[Raw data]
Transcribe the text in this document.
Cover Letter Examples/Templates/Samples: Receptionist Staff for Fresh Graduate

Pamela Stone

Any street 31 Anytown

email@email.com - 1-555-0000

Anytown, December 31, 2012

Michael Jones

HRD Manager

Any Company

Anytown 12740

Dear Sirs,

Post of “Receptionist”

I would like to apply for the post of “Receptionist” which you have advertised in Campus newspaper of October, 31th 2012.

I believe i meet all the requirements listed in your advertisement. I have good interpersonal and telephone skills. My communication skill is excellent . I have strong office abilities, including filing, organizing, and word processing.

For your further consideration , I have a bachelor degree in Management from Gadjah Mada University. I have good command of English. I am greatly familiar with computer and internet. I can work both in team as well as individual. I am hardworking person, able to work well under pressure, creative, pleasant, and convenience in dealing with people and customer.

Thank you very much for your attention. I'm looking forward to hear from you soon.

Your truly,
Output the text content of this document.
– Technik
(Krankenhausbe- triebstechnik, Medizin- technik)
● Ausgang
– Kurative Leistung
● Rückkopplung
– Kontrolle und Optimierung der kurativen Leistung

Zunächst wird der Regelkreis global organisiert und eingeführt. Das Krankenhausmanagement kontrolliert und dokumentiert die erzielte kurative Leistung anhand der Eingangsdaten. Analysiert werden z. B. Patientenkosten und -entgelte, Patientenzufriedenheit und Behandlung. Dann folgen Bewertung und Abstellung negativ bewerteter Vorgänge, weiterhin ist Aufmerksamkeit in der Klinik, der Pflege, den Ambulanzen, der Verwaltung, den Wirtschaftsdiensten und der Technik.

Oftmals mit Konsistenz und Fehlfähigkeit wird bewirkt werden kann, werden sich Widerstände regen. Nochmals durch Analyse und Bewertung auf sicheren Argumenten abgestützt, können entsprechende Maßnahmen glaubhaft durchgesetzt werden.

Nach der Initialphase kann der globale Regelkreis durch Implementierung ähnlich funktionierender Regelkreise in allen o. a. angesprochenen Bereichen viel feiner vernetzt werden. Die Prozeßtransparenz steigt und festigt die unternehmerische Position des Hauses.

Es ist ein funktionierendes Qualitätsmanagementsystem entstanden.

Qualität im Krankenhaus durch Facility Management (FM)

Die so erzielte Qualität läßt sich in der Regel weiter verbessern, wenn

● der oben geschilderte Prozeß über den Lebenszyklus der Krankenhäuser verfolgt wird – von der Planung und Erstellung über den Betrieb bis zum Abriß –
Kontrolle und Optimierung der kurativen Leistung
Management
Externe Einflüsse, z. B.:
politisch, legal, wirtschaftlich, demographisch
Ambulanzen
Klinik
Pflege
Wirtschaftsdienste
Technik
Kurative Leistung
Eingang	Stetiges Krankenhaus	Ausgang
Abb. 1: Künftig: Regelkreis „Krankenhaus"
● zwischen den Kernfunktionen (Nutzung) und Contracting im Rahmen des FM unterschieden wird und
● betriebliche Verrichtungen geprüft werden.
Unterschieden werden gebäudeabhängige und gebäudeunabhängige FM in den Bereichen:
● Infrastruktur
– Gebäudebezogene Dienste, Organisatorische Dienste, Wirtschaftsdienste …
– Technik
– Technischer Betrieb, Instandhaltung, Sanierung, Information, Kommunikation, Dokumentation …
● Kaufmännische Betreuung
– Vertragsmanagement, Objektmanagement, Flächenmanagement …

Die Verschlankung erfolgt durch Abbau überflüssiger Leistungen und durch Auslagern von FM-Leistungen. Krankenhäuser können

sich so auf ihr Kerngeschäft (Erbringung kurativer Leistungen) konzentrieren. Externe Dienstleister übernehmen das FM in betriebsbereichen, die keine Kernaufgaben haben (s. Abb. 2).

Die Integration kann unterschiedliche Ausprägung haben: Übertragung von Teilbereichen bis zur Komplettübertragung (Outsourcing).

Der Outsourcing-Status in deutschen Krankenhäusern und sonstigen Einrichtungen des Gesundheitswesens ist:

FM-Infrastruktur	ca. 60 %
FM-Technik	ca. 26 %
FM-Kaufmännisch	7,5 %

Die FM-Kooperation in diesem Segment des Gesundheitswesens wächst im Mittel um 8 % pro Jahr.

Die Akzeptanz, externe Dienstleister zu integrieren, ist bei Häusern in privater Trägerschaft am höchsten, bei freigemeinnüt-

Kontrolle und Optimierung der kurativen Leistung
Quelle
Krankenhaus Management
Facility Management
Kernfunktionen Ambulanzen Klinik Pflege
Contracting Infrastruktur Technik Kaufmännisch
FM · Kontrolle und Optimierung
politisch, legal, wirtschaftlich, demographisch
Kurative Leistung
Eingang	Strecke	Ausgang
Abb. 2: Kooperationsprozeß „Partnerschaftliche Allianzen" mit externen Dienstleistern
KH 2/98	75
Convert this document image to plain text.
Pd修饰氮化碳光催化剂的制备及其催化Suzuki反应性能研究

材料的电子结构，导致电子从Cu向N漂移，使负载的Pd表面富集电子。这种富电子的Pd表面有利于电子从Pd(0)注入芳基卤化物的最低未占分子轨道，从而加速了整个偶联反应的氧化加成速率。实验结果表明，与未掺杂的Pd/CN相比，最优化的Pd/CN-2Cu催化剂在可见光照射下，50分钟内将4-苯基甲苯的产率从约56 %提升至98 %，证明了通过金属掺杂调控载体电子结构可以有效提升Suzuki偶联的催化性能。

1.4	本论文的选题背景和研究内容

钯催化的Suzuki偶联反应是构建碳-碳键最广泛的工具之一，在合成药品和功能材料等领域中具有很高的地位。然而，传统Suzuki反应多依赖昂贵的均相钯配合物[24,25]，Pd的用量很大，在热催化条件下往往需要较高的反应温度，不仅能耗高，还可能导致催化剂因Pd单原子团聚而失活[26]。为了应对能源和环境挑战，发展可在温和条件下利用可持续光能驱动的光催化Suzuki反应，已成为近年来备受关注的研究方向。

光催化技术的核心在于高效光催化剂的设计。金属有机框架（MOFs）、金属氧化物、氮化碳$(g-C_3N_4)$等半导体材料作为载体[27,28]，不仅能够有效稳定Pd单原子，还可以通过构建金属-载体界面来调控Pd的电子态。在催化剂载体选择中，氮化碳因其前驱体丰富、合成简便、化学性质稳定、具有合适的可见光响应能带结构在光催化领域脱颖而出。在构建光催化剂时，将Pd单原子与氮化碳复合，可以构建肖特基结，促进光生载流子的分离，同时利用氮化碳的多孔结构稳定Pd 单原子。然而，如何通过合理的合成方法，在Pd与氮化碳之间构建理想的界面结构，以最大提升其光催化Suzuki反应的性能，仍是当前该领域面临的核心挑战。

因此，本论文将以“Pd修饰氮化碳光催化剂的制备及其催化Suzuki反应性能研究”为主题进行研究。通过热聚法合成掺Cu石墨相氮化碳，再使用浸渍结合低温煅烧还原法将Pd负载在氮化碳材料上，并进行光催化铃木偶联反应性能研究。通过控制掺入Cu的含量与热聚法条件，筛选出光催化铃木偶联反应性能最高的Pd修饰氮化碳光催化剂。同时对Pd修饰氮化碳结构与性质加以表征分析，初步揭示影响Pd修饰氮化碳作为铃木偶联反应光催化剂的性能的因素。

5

[Your task]
In the records above, return only the line that contains "Convert this document image to plain text." and every line after it through the last, exactly as they appear.

[Solution for this exercise]
Convert this document image to plain text.
Pd修饰氮化碳光催化剂的制备及其催化Suzuki反应性能研究

材料的电子结构，导致电子从Cu向N漂移，使负载的Pd表面富集电子。这种富电子的Pd表面有利于电子从Pd(0)注入芳基卤化物的最低未占分子轨道，从而加速了整个偶联反应的氧化加成速率。实验结果表明，与未掺杂的Pd/CN相比，最优化的Pd/CN-2Cu催化剂在可见光照射下，50分钟内将4-苯基甲苯的产率从约56 %提升至98 %，证明了通过金属掺杂调控载体电子结构可以有效提升Suzuki偶联的催化性能。

1.4	本论文的选题背景和研究内容

钯催化的Suzuki偶联反应是构建碳-碳键最广泛的工具之一，在合成药品和功能材料等领域中具有很高的地位。然而，传统Suzuki反应多依赖昂贵的均相钯配合物[24,25]，Pd的用量很大，在热催化条件下往往需要较高的反应温度，不仅能耗高，还可能导致催化剂因Pd单原子团聚而失活[26]。为了应对能源和环境挑战，发展可在温和条件下利用可持续光能驱动的光催化Suzuki反应，已成为近年来备受关注的研究方向。

光催化技术的核心在于高效光催化剂的设计。金属有机框架（MOFs）、金属氧化物、氮化碳$(g-C_3N_4)$等半导体材料作为载体[27,28]，不仅能够有效稳定Pd单原子，还可以通过构建金属-载体界面来调控Pd的电子态。在催化剂载体选择中，氮化碳因其前驱体丰富、合成简便、化学性质稳定、具有合适的可见光响应能带结构在光催化领域脱颖而出。在构建光催化剂时，将Pd单原子与氮化碳复合，可以构建肖特基结，促进光生载流子的分离，同时利用氮化碳的多孔结构稳定Pd 单原子。然而，如何通过合理的合成方法，在Pd与氮化碳之间构建理想的界面结构，以最大提升其光催化Suzuki反应的性能，仍是当前该领域面临的核心挑战。

因此，本论文将以“Pd修饰氮化碳光催化剂的制备及其催化Suzuki反应性能研究”为主题进行研究。通过热聚法合成掺Cu石墨相氮化碳，再使用浸渍结合低温煅烧还原法将Pd负载在氮化碳材料上，并进行光催化铃木偶联反应性能研究。通过控制掺入Cu的含量与热聚法条件，筛选出光催化铃木偶联反应性能最高的Pd修饰氮化碳光催化剂。同时对Pd修饰氮化碳结构与性质加以表征分析，初步揭示影响Pd修饰氮化碳作为铃木偶联反应光催化剂的性能的因素。

5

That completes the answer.